Identify all lines in the listing that include the word "опухолей", and copy them out.

#####

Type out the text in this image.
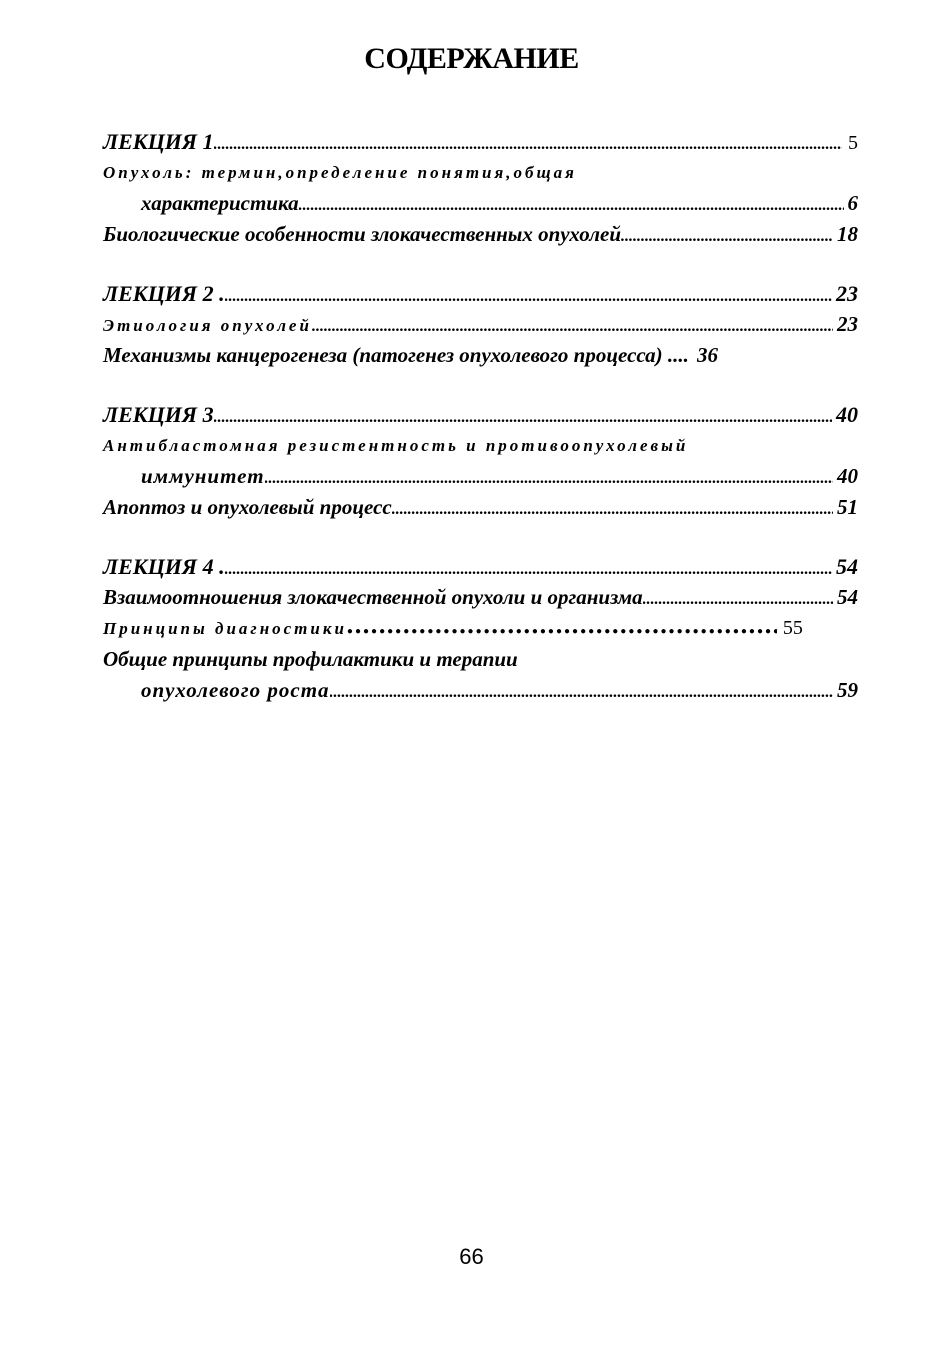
СОДЕРЖАНИЕ
ЛЕКЦИЯ 1 .....	5
Опухоль: термин,определение понятия,общая
характеристика .....	6
Биологические особенности злокачественных опухолей .....	18
ЛЕКЦИЯ 2 . .....	23
Этиология опухолей .....	23
Механизмы канцерогенеза (патогенез опухолевого процесса) .... 36
ЛЕКЦИЯ 3 .....	40
Антибластомная резистентность и противоопухолевый
иммунитет .....	40
Апоптоз и опухолевый процесс .....	51
ЛЕКЦИЯ 4 . .....	54
Взаимоотношения злокачественной опухоли и организма .....	54
Принципы диагностики ●●●●●●●●●●●●●●●●●●●●●●●●●●●●●●●●●●●●●●●●●●●●●●●●●●●●●●●●●●●●●●●●●●●●	55
Общие принципы профилактики и терапии
опухолевого роста .....	59
66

#####

• [Correct result]
Биологические особенности злокачественных опухолей .....	18
Этиология опухолей .....	23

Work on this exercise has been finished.